** Start of Records for processing **
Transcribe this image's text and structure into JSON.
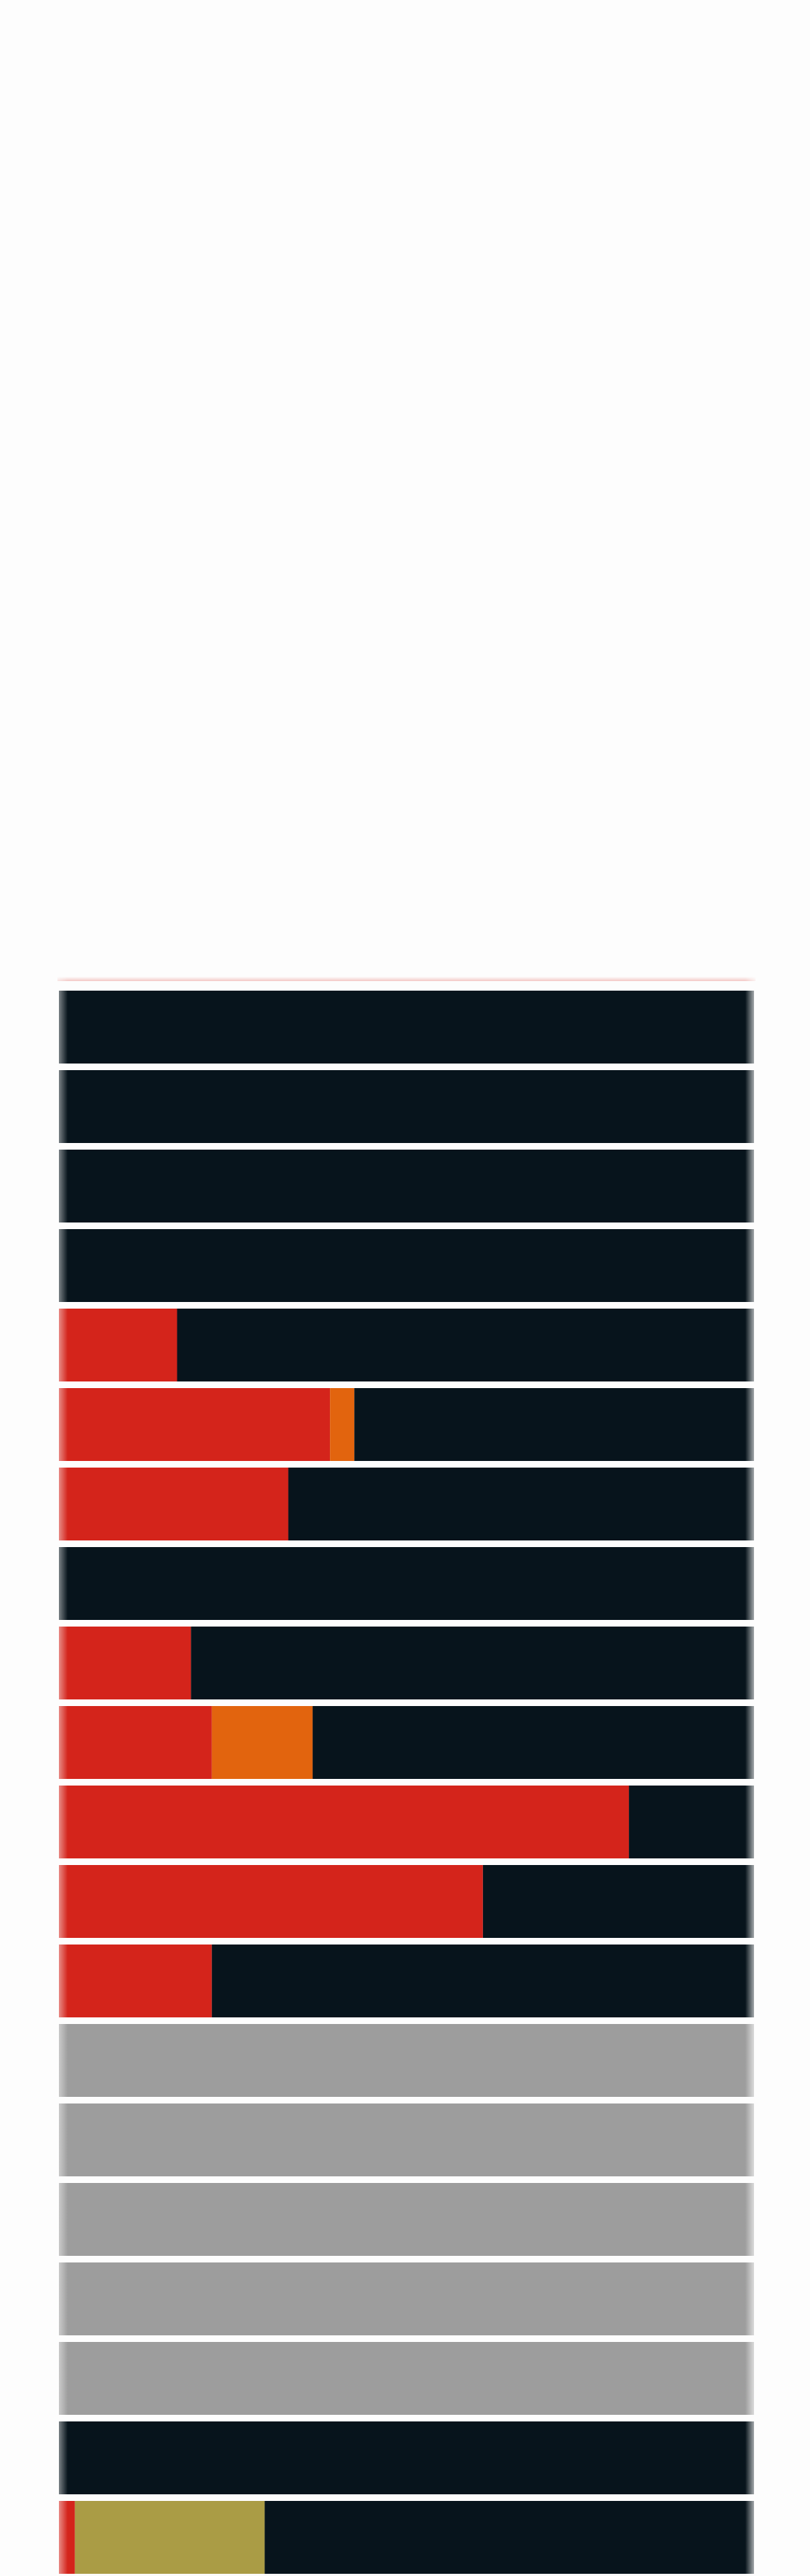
{
  "chart_data": {
    "type": "bar",
    "orientation": "horizontal",
    "stacked": true,
    "percent_scale": true,
    "xlim": [
      0,
      100
    ],
    "title": "",
    "xlabel": "",
    "ylabel": "",
    "grid": false,
    "categories": [
      "",
      "",
      "",
      "",
      "",
      "",
      "",
      "",
      "",
      "",
      "",
      "",
      "",
      "",
      "",
      "",
      "",
      "",
      "",
      ""
    ],
    "series": [
      {
        "color": "#d4241b",
        "values": [
          0,
          0,
          0,
          0,
          17,
          39,
          33,
          0,
          19,
          22,
          82,
          61,
          22,
          0,
          0,
          0,
          0,
          0,
          0,
          2.3
        ]
      },
      {
        "color": "#e2640e",
        "values": [
          0,
          0,
          0,
          0,
          0,
          3.5,
          0,
          0,
          0,
          14.5,
          0,
          0,
          0,
          0,
          0,
          0,
          0,
          0,
          0,
          0
        ]
      },
      {
        "color": "#aa9c45",
        "values": [
          0,
          0,
          0,
          0,
          0,
          0,
          0,
          0,
          0,
          0,
          0,
          0,
          0,
          0,
          0,
          0,
          0,
          0,
          0,
          27.3
        ]
      },
      {
        "color": "#9d9d9d",
        "values": [
          0,
          0,
          0,
          0,
          0,
          0,
          0,
          0,
          0,
          0,
          0,
          0,
          0,
          100,
          100,
          100,
          100,
          100,
          0,
          0
        ]
      },
      {
        "color": "#07141c",
        "values": [
          100,
          100,
          100,
          100,
          83,
          57.5,
          67,
          100,
          81,
          63.5,
          18,
          39,
          78,
          0,
          0,
          0,
          0,
          0,
          100,
          70.4
        ]
      }
    ]
  }
}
** End of Records for processing **
**Exercise aim**
Repeat the lines above exactly, and keep every picture out.

**Solution to this exercise**
Transcribe this image's text and structure into JSON.
{
  "chart_data": {
    "type": "bar",
    "orientation": "horizontal",
    "stacked": true,
    "percent_scale": true,
    "xlim": [
      0,
      100
    ],
    "title": "",
    "xlabel": "",
    "ylabel": "",
    "grid": false,
    "categories": [
      "",
      "",
      "",
      "",
      "",
      "",
      "",
      "",
      "",
      "",
      "",
      "",
      "",
      "",
      "",
      "",
      "",
      "",
      "",
      ""
    ],
    "series": [
      {
        "color": "#d4241b",
        "values": [
          0,
          0,
          0,
          0,
          17,
          39,
          33,
          0,
          19,
          22,
          82,
          61,
          22,
          0,
          0,
          0,
          0,
          0,
          0,
          2.3
        ]
      },
      {
        "color": "#e2640e",
        "values": [
          0,
          0,
          0,
          0,
          0,
          3.5,
          0,
          0,
          0,
          14.5,
          0,
          0,
          0,
          0,
          0,
          0,
          0,
          0,
          0,
          0
        ]
      },
      {
        "color": "#aa9c45",
        "values": [
          0,
          0,
          0,
          0,
          0,
          0,
          0,
          0,
          0,
          0,
          0,
          0,
          0,
          0,
          0,
          0,
          0,
          0,
          0,
          27.3
        ]
      },
      {
        "color": "#9d9d9d",
        "values": [
          0,
          0,
          0,
          0,
          0,
          0,
          0,
          0,
          0,
          0,
          0,
          0,
          0,
          100,
          100,
          100,
          100,
          100,
          0,
          0
        ]
      },
      {
        "color": "#07141c",
        "values": [
          100,
          100,
          100,
          100,
          83,
          57.5,
          67,
          100,
          81,
          63.5,
          18,
          39,
          78,
          0,
          0,
          0,
          0,
          0,
          100,
          70.4
        ]
      }
    ]
  }
}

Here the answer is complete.